**Task prompt:** Your task is to output the entries below word for word.
────────────────────────────────────────
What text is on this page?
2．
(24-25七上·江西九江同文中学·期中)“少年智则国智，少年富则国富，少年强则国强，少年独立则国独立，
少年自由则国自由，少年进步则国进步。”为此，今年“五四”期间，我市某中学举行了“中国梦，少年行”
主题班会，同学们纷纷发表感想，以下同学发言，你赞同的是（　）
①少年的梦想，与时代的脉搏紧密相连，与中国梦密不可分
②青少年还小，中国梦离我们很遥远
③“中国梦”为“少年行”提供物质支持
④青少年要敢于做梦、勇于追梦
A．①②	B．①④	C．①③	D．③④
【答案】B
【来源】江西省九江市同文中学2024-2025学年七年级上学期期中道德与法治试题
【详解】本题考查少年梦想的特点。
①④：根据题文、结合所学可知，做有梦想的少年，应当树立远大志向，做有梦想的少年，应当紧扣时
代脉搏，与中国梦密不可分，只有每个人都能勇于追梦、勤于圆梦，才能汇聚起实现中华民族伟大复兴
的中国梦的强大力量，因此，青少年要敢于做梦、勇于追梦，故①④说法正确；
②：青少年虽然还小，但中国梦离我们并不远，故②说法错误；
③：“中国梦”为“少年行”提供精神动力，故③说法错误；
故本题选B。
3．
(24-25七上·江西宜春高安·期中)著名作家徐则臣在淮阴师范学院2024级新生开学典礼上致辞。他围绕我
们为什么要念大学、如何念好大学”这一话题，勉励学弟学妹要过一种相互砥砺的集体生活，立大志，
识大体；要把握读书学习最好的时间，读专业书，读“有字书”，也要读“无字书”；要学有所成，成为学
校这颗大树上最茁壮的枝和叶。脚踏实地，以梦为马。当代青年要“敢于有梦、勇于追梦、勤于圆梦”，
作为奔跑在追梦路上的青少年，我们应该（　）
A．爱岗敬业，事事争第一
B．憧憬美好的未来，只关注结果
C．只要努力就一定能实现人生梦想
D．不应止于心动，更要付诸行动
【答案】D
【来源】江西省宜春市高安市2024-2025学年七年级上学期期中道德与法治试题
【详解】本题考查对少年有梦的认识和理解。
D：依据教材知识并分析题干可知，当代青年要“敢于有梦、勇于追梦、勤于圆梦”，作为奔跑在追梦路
────────────────────────────────────────
**Response to the task:**
What text is on this page?
2．
(24-25七上·江西九江同文中学·期中)“少年智则国智，少年富则国富，少年强则国强，少年独立则国独立，
少年自由则国自由，少年进步则国进步。”为此，今年“五四”期间，我市某中学举行了“中国梦，少年行”
主题班会，同学们纷纷发表感想，以下同学发言，你赞同的是（　）
①少年的梦想，与时代的脉搏紧密相连，与中国梦密不可分
②青少年还小，中国梦离我们很遥远
③“中国梦”为“少年行”提供物质支持
④青少年要敢于做梦、勇于追梦
A．①②	B．①④	C．①③	D．③④
【答案】B
【来源】江西省九江市同文中学2024-2025学年七年级上学期期中道德与法治试题
【详解】本题考查少年梦想的特点。
①④：根据题文、结合所学可知，做有梦想的少年，应当树立远大志向，做有梦想的少年，应当紧扣时
代脉搏，与中国梦密不可分，只有每个人都能勇于追梦、勤于圆梦，才能汇聚起实现中华民族伟大复兴
的中国梦的强大力量，因此，青少年要敢于做梦、勇于追梦，故①④说法正确；
②：青少年虽然还小，但中国梦离我们并不远，故②说法错误；
③：“中国梦”为“少年行”提供精神动力，故③说法错误；
故本题选B。
3．
(24-25七上·江西宜春高安·期中)著名作家徐则臣在淮阴师范学院2024级新生开学典礼上致辞。他围绕我
们为什么要念大学、如何念好大学”这一话题，勉励学弟学妹要过一种相互砥砺的集体生活，立大志，
识大体；要把握读书学习最好的时间，读专业书，读“有字书”，也要读“无字书”；要学有所成，成为学
校这颗大树上最茁壮的枝和叶。脚踏实地，以梦为马。当代青年要“敢于有梦、勇于追梦、勤于圆梦”，
作为奔跑在追梦路上的青少年，我们应该（　）
A．爱岗敬业，事事争第一
B．憧憬美好的未来，只关注结果
C．只要努力就一定能实现人生梦想
D．不应止于心动，更要付诸行动
【答案】D
【来源】江西省宜春市高安市2024-2025学年七年级上学期期中道德与法治试题
【详解】本题考查对少年有梦的认识和理解。
D：依据教材知识并分析题干可知，当代青年要“敢于有梦、勇于追梦、勤于圆梦”，作为奔跑在追梦路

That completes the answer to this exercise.